**TASK DIRECTIONS**
Copy every record below exactly as written, but leave out the pictures.

* Begin SOURCE RECORDS *

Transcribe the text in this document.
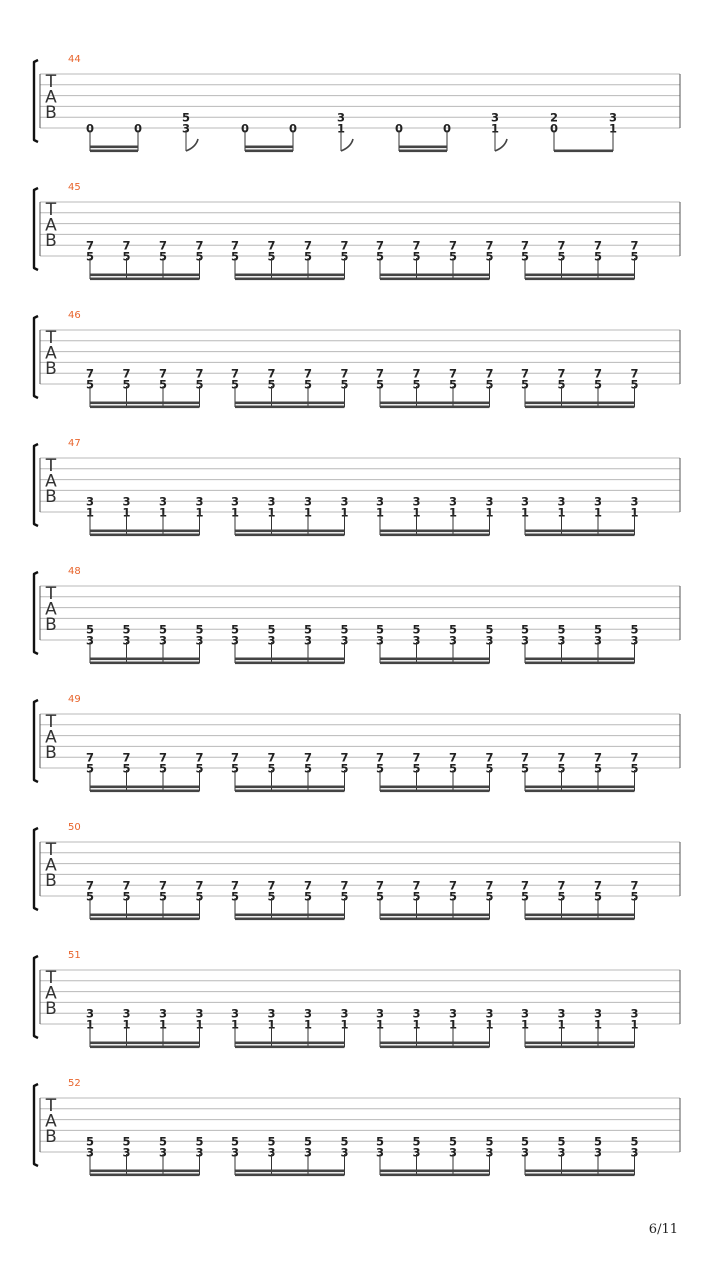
T
A
B
44
0	0
5
3	0	0
3
1	0	0
3
1
2
0
3
1
T
A
B
45
7
5
7
5
7
5
7
5
7
5
7
5
7
5
7
5
7
5
7
5
7
5
7
5
7
5
7
5
7
5
7
5
T
A
B
46
7
5
7
5
7
5
7
5
7
5
7
5
7
5
7
5
7
5
7
5
7
5
7
5
7
5
7
5
7
5
7
5
T
A
B
47
3
1
3
1
3
1
3
1
3
1
3
1
3
1
3
1
3
1
3
1
3
1
3
1
3
1
3
1
3
1
3
1
T
A
B
48
5
3
5
3
5
3
5
3
5
3
5
3
5
3
5
3
5
3
5
3
5
3
5
3
5
3
5
3
5
3
5
3
T
A
B
49
7
5
7
5
7
5
7
5
7
5
7
5
7
5
7
5
7
5
7
5
7
5
7
5
7
5
7
5
7
5
7
5
T
A
B
50
7
5
7
5
7
5
7
5
7
5
7
5
7
5
7
5
7
5
7
5
7
5
7
5
7
5
7
5
7
5
7
5
T
A
B
51
3
1
3
1
3
1
3
1
3
1
3
1
3
1
3
1
3
1
3
1
3
1
3
1
3
1
3
1
3
1
3
1
T
A
B
52
5
3
5
3
5
3
5
3
5
3
5
3
5
3
5
3
5
3
5
3
5
3
5
3
5
3
5
3
5
3
5
3
6/11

* End SOURCE RECORDS *

**REPLY TO THE TASK**
Transcribe the text in this document.
T
A
B
44
0	0
5
3	0	0
3
1	0	0
3
1
2
0
3
1
T
A
B
45
7
5
7
5
7
5
7
5
7
5
7
5
7
5
7
5
7
5
7
5
7
5
7
5
7
5
7
5
7
5
7
5
T
A
B
46
7
5
7
5
7
5
7
5
7
5
7
5
7
5
7
5
7
5
7
5
7
5
7
5
7
5
7
5
7
5
7
5
T
A
B
47
3
1
3
1
3
1
3
1
3
1
3
1
3
1
3
1
3
1
3
1
3
1
3
1
3
1
3
1
3
1
3
1
T
A
B
48
5
3
5
3
5
3
5
3
5
3
5
3
5
3
5
3
5
3
5
3
5
3
5
3
5
3
5
3
5
3
5
3
T
A
B
49
7
5
7
5
7
5
7
5
7
5
7
5
7
5
7
5
7
5
7
5
7
5
7
5
7
5
7
5
7
5
7
5
T
A
B
50
7
5
7
5
7
5
7
5
7
5
7
5
7
5
7
5
7
5
7
5
7
5
7
5
7
5
7
5
7
5
7
5
T
A
B
51
3
1
3
1
3
1
3
1
3
1
3
1
3
1
3
1
3
1
3
1
3
1
3
1
3
1
3
1
3
1
3
1
T
A
B
52
5
3
5
3
5
3
5
3
5
3
5
3
5
3
5
3
5
3
5
3
5
3
5
3
5
3
5
3
5
3
5
3
6/11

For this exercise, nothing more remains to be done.